*PROVIDED DATA*:
-- -- --
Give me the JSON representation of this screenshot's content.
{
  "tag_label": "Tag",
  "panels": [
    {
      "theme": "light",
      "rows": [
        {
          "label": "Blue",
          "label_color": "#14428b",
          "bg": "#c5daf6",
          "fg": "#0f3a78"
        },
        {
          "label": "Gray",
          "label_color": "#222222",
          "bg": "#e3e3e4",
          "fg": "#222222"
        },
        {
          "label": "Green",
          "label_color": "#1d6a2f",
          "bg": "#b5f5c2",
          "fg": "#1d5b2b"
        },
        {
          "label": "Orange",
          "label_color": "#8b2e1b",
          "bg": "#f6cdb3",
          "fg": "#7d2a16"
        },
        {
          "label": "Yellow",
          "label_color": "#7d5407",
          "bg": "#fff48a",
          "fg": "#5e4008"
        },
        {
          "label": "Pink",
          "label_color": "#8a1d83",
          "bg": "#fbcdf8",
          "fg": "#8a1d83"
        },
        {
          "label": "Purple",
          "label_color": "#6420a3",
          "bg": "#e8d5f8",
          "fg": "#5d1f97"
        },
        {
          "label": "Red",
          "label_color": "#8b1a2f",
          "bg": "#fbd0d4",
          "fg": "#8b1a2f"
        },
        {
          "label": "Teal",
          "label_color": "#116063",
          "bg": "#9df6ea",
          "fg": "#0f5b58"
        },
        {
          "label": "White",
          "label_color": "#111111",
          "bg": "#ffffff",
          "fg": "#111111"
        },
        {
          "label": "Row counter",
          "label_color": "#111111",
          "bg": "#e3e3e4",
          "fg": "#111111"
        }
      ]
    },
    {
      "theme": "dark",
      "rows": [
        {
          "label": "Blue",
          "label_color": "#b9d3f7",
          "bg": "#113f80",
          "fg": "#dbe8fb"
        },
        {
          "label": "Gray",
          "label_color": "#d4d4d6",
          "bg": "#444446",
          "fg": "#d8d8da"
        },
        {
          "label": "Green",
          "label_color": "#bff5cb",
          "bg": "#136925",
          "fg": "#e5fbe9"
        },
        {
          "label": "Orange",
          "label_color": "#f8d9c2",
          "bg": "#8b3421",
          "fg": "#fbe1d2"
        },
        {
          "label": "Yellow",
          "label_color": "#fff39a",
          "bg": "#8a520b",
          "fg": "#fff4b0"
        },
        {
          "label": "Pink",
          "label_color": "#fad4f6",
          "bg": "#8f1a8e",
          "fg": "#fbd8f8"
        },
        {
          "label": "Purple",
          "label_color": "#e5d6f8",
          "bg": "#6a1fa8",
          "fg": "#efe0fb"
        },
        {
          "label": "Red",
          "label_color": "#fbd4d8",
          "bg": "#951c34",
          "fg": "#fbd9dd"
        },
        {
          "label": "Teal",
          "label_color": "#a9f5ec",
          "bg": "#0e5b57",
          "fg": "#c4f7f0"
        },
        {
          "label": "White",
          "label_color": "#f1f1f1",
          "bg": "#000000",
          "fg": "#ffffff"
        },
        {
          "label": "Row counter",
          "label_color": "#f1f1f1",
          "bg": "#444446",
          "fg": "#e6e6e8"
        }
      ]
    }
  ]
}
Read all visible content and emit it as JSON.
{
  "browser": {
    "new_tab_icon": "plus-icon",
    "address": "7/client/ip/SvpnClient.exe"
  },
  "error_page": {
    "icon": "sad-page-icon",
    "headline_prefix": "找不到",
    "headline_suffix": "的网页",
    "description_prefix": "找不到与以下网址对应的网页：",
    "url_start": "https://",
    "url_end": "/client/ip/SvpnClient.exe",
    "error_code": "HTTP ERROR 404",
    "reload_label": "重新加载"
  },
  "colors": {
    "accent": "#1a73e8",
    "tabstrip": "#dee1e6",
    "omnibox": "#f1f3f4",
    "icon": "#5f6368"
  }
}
-- -- --
*WHAT YOU NEED TO DO*: Extract all of the material exactly as it is written.

*FINISHED ANSWER*:
Give me the JSON representation of this screenshot's content.
{
  "tag_label": "Tag",
  "panels": [
    {
      "theme": "light",
      "rows": [
        {
          "label": "Blue",
          "label_color": "#14428b",
          "bg": "#c5daf6",
          "fg": "#0f3a78"
        },
        {
          "label": "Gray",
          "label_color": "#222222",
          "bg": "#e3e3e4",
          "fg": "#222222"
        },
        {
          "label": "Green",
          "label_color": "#1d6a2f",
          "bg": "#b5f5c2",
          "fg": "#1d5b2b"
        },
        {
          "label": "Orange",
          "label_color": "#8b2e1b",
          "bg": "#f6cdb3",
          "fg": "#7d2a16"
        },
        {
          "label": "Yellow",
          "label_color": "#7d5407",
          "bg": "#fff48a",
          "fg": "#5e4008"
        },
        {
          "label": "Pink",
          "label_color": "#8a1d83",
          "bg": "#fbcdf8",
          "fg": "#8a1d83"
        },
        {
          "label": "Purple",
          "label_color": "#6420a3",
          "bg": "#e8d5f8",
          "fg": "#5d1f97"
        },
        {
          "label": "Red",
          "label_color": "#8b1a2f",
          "bg": "#fbd0d4",
          "fg": "#8b1a2f"
        },
        {
          "label": "Teal",
          "label_color": "#116063",
          "bg": "#9df6ea",
          "fg": "#0f5b58"
        },
        {
          "label": "White",
          "label_color": "#111111",
          "bg": "#ffffff",
          "fg": "#111111"
        },
        {
          "label": "Row counter",
          "label_color": "#111111",
          "bg": "#e3e3e4",
          "fg": "#111111"
        }
      ]
    },
    {
      "theme": "dark",
      "rows": [
        {
          "label": "Blue",
          "label_color": "#b9d3f7",
          "bg": "#113f80",
          "fg": "#dbe8fb"
        },
        {
          "label": "Gray",
          "label_color": "#d4d4d6",
          "bg": "#444446",
          "fg": "#d8d8da"
        },
        {
          "label": "Green",
          "label_color": "#bff5cb",
          "bg": "#136925",
          "fg": "#e5fbe9"
        },
        {
          "label": "Orange",
          "label_color": "#f8d9c2",
          "bg": "#8b3421",
          "fg": "#fbe1d2"
        },
        {
          "label": "Yellow",
          "label_color": "#fff39a",
          "bg": "#8a520b",
          "fg": "#fff4b0"
        },
        {
          "label": "Pink",
          "label_color": "#fad4f6",
          "bg": "#8f1a8e",
          "fg": "#fbd8f8"
        },
        {
          "label": "Purple",
          "label_color": "#e5d6f8",
          "bg": "#6a1fa8",
          "fg": "#efe0fb"
        },
        {
          "label": "Red",
          "label_color": "#fbd4d8",
          "bg": "#951c34",
          "fg": "#fbd9dd"
        },
        {
          "label": "Teal",
          "label_color": "#a9f5ec",
          "bg": "#0e5b57",
          "fg": "#c4f7f0"
        },
        {
          "label": "White",
          "label_color": "#f1f1f1",
          "bg": "#000000",
          "fg": "#ffffff"
        },
        {
          "label": "Row counter",
          "label_color": "#f1f1f1",
          "bg": "#444446",
          "fg": "#e6e6e8"
        }
      ]
    }
  ]
}
Read all visible content and emit it as JSON.
{
  "browser": {
    "new_tab_icon": "plus-icon",
    "address": "7/client/ip/SvpnClient.exe"
  },
  "error_page": {
    "icon": "sad-page-icon",
    "headline_prefix": "找不到",
    "headline_suffix": "的网页",
    "description_prefix": "找不到与以下网址对应的网页：",
    "url_start": "https://",
    "url_end": "/client/ip/SvpnClient.exe",
    "error_code": "HTTP ERROR 404",
    "reload_label": "重新加载"
  },
  "colors": {
    "accent": "#1a73e8",
    "tabstrip": "#dee1e6",
    "omnibox": "#f1f3f4",
    "icon": "#5f6368"
  }
}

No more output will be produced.